RECORDS SUPPLIED:
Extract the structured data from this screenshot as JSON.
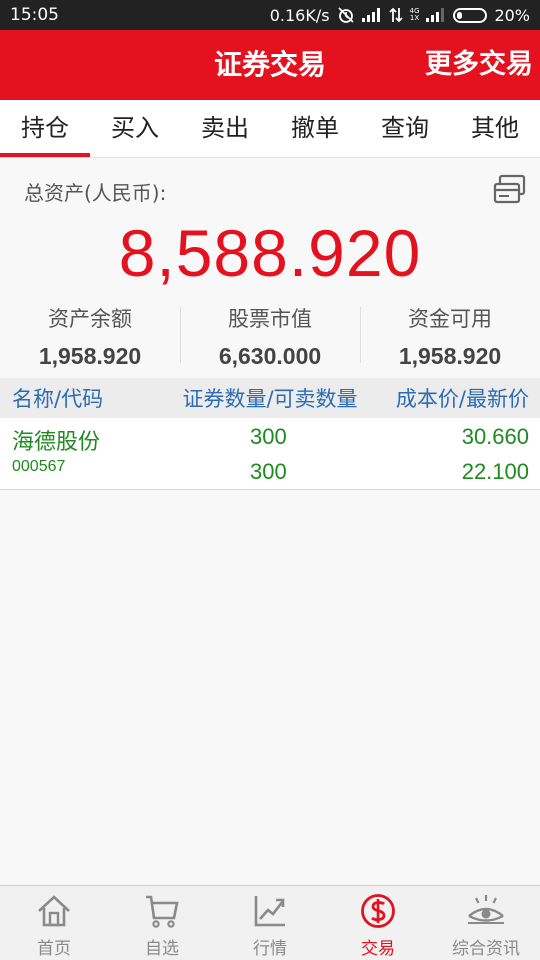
{
  "status_bar": {
    "time": "15:05",
    "network_speed": "0.16K/s",
    "signal_type": "4G",
    "signal_type2": "1X",
    "battery_text": "20%",
    "battery_level": 0.2
  },
  "header": {
    "title": "证券交易",
    "more_label": "更多交易"
  },
  "tabs": [
    {
      "label": "持仓",
      "active": true
    },
    {
      "label": "买入"
    },
    {
      "label": "卖出"
    },
    {
      "label": "撤单"
    },
    {
      "label": "查询"
    },
    {
      "label": "其他"
    }
  ],
  "assets": {
    "total_label": "总资产(人民币):",
    "total_value": "8,588.920",
    "items": [
      {
        "label": "资产余额",
        "value": "1,958.920"
      },
      {
        "label": "股票市值",
        "value": "6,630.000"
      },
      {
        "label": "资金可用",
        "value": "1,958.920"
      }
    ]
  },
  "table": {
    "headers": [
      "名称/代码",
      "证券数量/可卖数量",
      "成本价/最新价"
    ],
    "rows": [
      {
        "name": "海德股份",
        "code": "000567",
        "quantity": "300",
        "sellable": "300",
        "cost_price": "30.660",
        "latest_price": "22.100"
      }
    ]
  },
  "bottom_nav": [
    {
      "label": "首页",
      "icon": "home-icon"
    },
    {
      "label": "自选",
      "icon": "cart-icon"
    },
    {
      "label": "行情",
      "icon": "chart-icon"
    },
    {
      "label": "交易",
      "icon": "dollar-icon",
      "active": true
    },
    {
      "label": "综合资讯",
      "icon": "eye-icon"
    }
  ],
  "colors": {
    "brand_red": "#e4121f",
    "stock_green": "#1f8a1f",
    "header_blue": "#2d6cb5"
  }
}
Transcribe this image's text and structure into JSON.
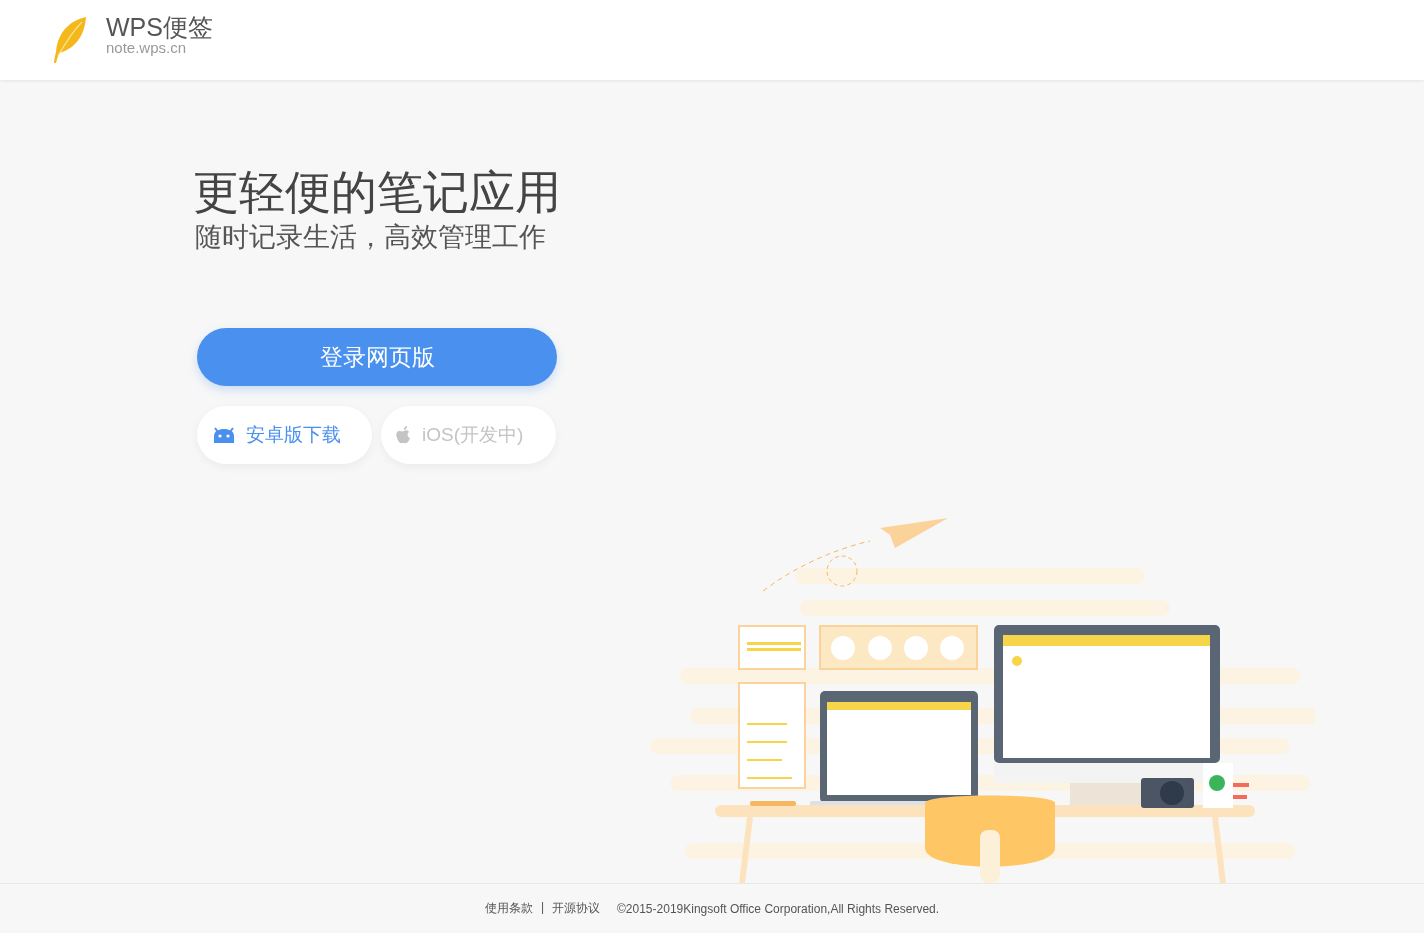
{
  "header": {
    "title": "WPS便签",
    "domain": "note.wps.cn"
  },
  "hero": {
    "headline": "更轻便的笔记应用",
    "subheadline": "随时记录生活，高效管理工作",
    "primary_button": {
      "label": "登录网页版"
    },
    "download_buttons": [
      {
        "kind": "android",
        "label": "安卓版下载",
        "disabled": false
      },
      {
        "kind": "apple",
        "label": "iOS(开发中)",
        "disabled": true
      }
    ]
  },
  "footer": {
    "links": [
      {
        "label": "使用条款"
      },
      {
        "label": "开源协议"
      }
    ],
    "separator": "|",
    "copyright": "©2015-2019Kingsoft Office Corporation,All Rights Reserved."
  }
}
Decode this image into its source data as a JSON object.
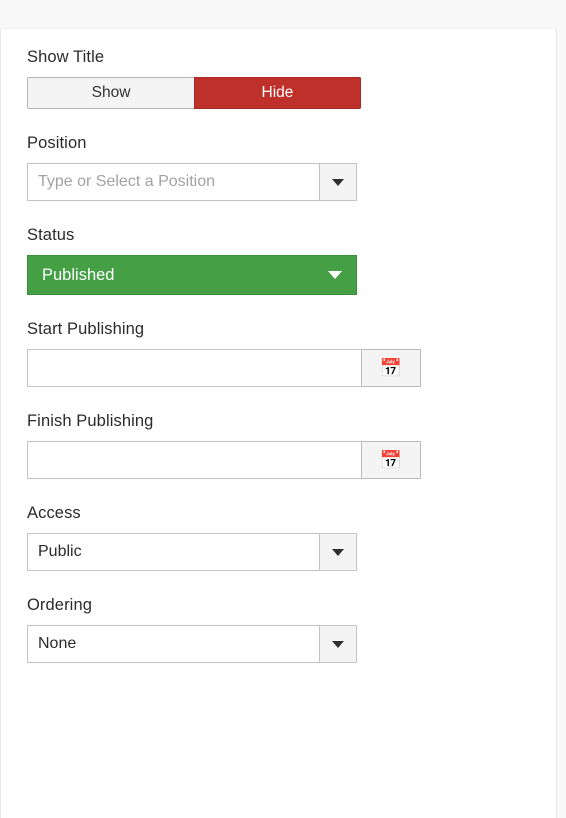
{
  "form": {
    "fields": [
      {
        "key": "show_title",
        "label": "Show Title",
        "type": "button-group",
        "options": [
          "Show",
          "Hide"
        ],
        "selected": "Hide",
        "selected_color": "#c0302b"
      },
      {
        "key": "position",
        "label": "Position",
        "type": "combobox",
        "value": "",
        "placeholder": "Type or Select a Position",
        "caret_icon": "chevron-down-icon"
      },
      {
        "key": "status",
        "label": "Status",
        "type": "select",
        "value": "Published",
        "accent_color": "#45a045",
        "caret_icon": "chevron-down-icon"
      },
      {
        "key": "start_publishing",
        "label": "Start Publishing",
        "type": "date",
        "value": "",
        "button_icon": "calendar-icon"
      },
      {
        "key": "finish_publishing",
        "label": "Finish Publishing",
        "type": "date",
        "value": "",
        "button_icon": "calendar-icon"
      },
      {
        "key": "access",
        "label": "Access",
        "type": "select",
        "value": "Public",
        "caret_icon": "chevron-down-icon"
      },
      {
        "key": "ordering",
        "label": "Ordering",
        "type": "select",
        "value": "None",
        "caret_icon": "chevron-down-icon"
      }
    ]
  },
  "icons": {
    "calendar": "📅"
  }
}
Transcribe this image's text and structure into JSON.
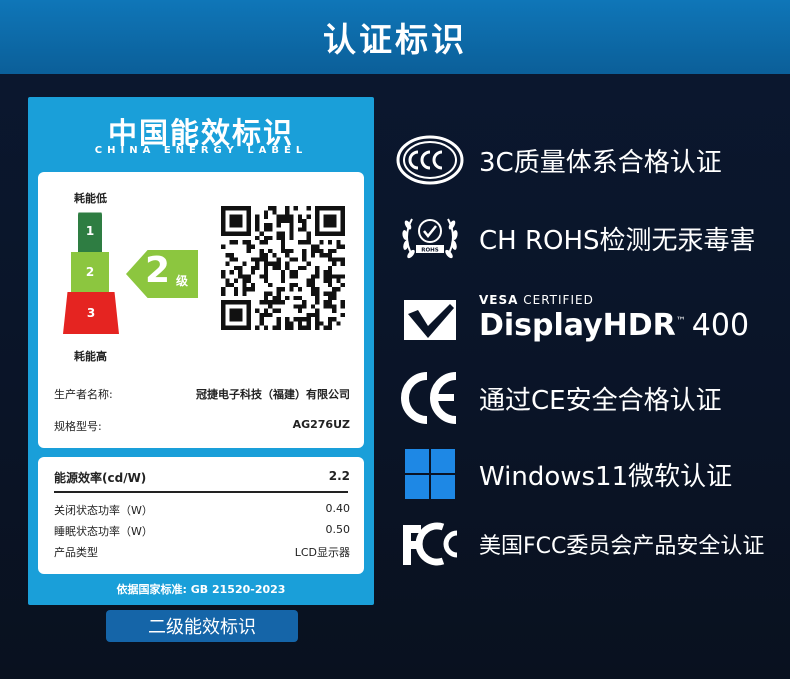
{
  "header": {
    "title": "认证标识"
  },
  "energy_label": {
    "title": "中国能效标识",
    "subtitle": "CHINA ENERGY LABEL",
    "grade_low_label": "耗能低",
    "grade_high_label": "耗能高",
    "grades": [
      "1",
      "2",
      "3"
    ],
    "current_grade": "2",
    "current_grade_unit": "级",
    "manufacturer_label": "生产者名称:",
    "manufacturer_value": "冠捷电子科技（福建）有限公司",
    "model_label": "规格型号:",
    "model_value": "AG276UZ",
    "efficiency_label": "能源效率(cd/W)",
    "efficiency_value": "2.2",
    "off_power_label": "关闭状态功率（W）",
    "off_power_value": "0.40",
    "sleep_power_label": "睡眠状态功率（W）",
    "sleep_power_value": "0.50",
    "product_type_label": "产品类型",
    "product_type_value": "LCD显示器",
    "standard": "依据国家标准: GB 21520-2023",
    "colors": {
      "background": "#1a9fd9",
      "grade1": "#2e7d42",
      "grade2": "#8cc63f",
      "grade3": "#e52421"
    }
  },
  "caption": "二级能效标识",
  "certifications": [
    {
      "icon": "ccc-icon",
      "text": "3C质量体系合格认证"
    },
    {
      "icon": "rohs-icon",
      "text": "CH ROHS检测无汞毒害"
    },
    {
      "icon": "vesa-icon",
      "top": "VESA CERTIFIED",
      "top_bold": "VESA",
      "top_rest": "CERTIFIED",
      "main": "DisplayHDR",
      "tm": "™",
      "num": "400"
    },
    {
      "icon": "ce-icon",
      "text": "通过CE安全合格认证"
    },
    {
      "icon": "windows-icon",
      "text": "Windows11微软认证"
    },
    {
      "icon": "fcc-icon",
      "text": "美国FCC委员会产品安全认证"
    }
  ]
}
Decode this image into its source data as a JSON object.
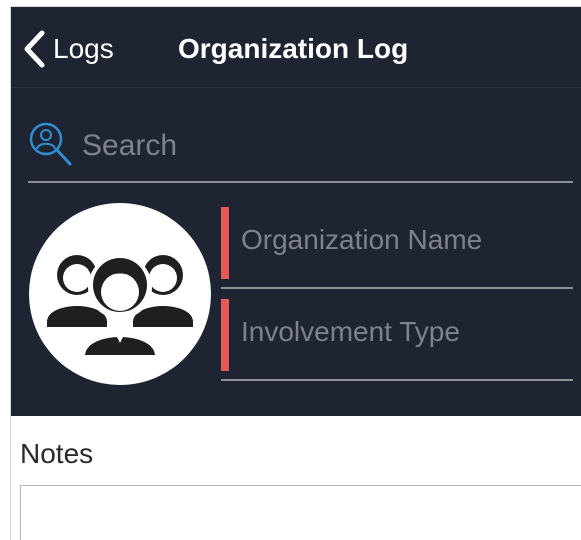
{
  "navbar": {
    "back_label": "Logs",
    "title": "Organization Log"
  },
  "search": {
    "placeholder": "Search",
    "icon": "search-person-icon"
  },
  "avatar": {
    "icon": "group-people-icon"
  },
  "fields": {
    "organization_name_placeholder": "Organization Name",
    "involvement_type_placeholder": "Involvement Type"
  },
  "notes": {
    "label": "Notes",
    "value": ""
  },
  "colors": {
    "header_bg": "#1f2433",
    "required_bar": "#e85a5a",
    "search_icon": "#2f8fd0",
    "placeholder_text": "#7e828a"
  }
}
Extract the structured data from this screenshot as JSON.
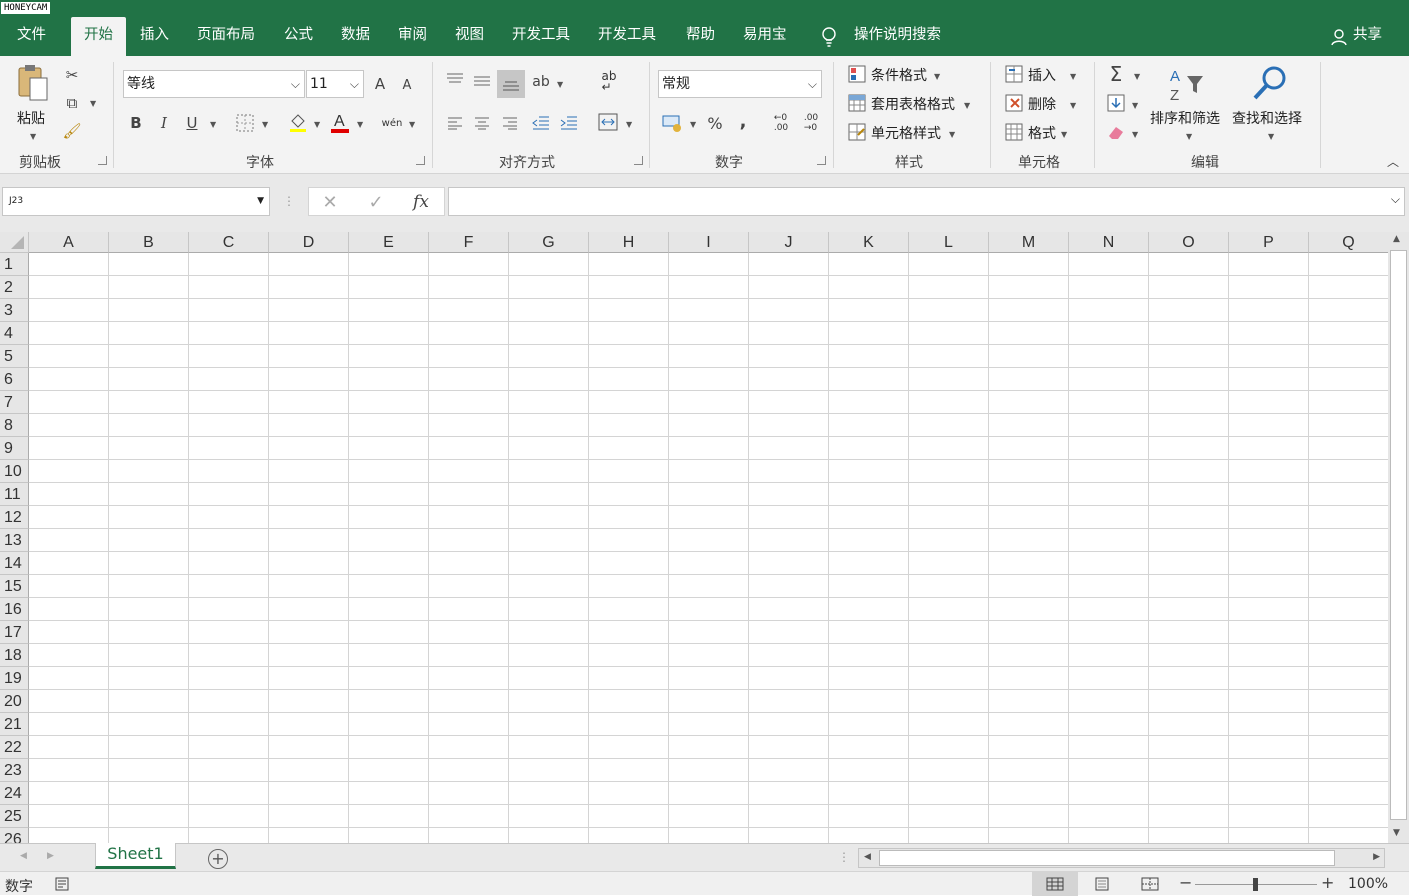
{
  "watermark": "HONEYCAM",
  "tabs": [
    {
      "label": "文件",
      "active": false
    },
    {
      "label": "开始",
      "active": true
    },
    {
      "label": "插入",
      "active": false
    },
    {
      "label": "页面布局",
      "active": false
    },
    {
      "label": "公式",
      "active": false
    },
    {
      "label": "数据",
      "active": false
    },
    {
      "label": "审阅",
      "active": false
    },
    {
      "label": "视图",
      "active": false
    },
    {
      "label": "开发工具",
      "active": false
    },
    {
      "label": "开发工具",
      "active": false
    },
    {
      "label": "帮助",
      "active": false
    },
    {
      "label": "易用宝",
      "active": false
    }
  ],
  "tell_me": "操作说明搜索",
  "share": "共享",
  "ribbon": {
    "clipboard": {
      "group": "剪贴板",
      "paste": "粘贴"
    },
    "font": {
      "group": "字体",
      "font_name": "等线",
      "font_size": "11",
      "bold": "B",
      "italic": "I",
      "underline": "U",
      "grow": "A",
      "shrink": "A",
      "phonetic": "wén",
      "color_letter": "A"
    },
    "alignment": {
      "group": "对齐方式"
    },
    "number": {
      "group": "数字",
      "format": "常规",
      "percent": "%",
      "comma": ","
    },
    "styles": {
      "group": "样式",
      "conditional": "条件格式",
      "table_format": "套用表格格式",
      "cell_styles": "单元格样式"
    },
    "cells": {
      "group": "单元格",
      "insert": "插入",
      "delete": "删除",
      "format": "格式"
    },
    "editing": {
      "group": "编辑",
      "sort_filter": "排序和筛选",
      "find_select": "查找和选择",
      "sigma": "Σ"
    }
  },
  "formula_bar": {
    "name_box": "J23",
    "fx": "fx",
    "value": ""
  },
  "columns": [
    "A",
    "B",
    "C",
    "D",
    "E",
    "F",
    "G",
    "H",
    "I",
    "J",
    "K",
    "L",
    "M",
    "N",
    "O",
    "P",
    "Q"
  ],
  "rows": [
    "1",
    "2",
    "3",
    "4",
    "5",
    "6",
    "7",
    "8",
    "9",
    "10",
    "11",
    "12",
    "13",
    "14",
    "15",
    "16",
    "17",
    "18",
    "19",
    "20",
    "21",
    "22",
    "23",
    "24",
    "25",
    "26"
  ],
  "sheets": [
    "Sheet1"
  ],
  "status": {
    "mode": "数字",
    "zoom": "100%"
  },
  "colors": {
    "accent": "#217346",
    "ribbon_bg": "#f3f3f3",
    "gridline": "#d4d4d4"
  }
}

THE TASK: List each line of the records that holds the string "Organization".

EXERCISE ANSWER:
    "title": "Organization Log"
    "organization_name_placeholder": "Organization Name",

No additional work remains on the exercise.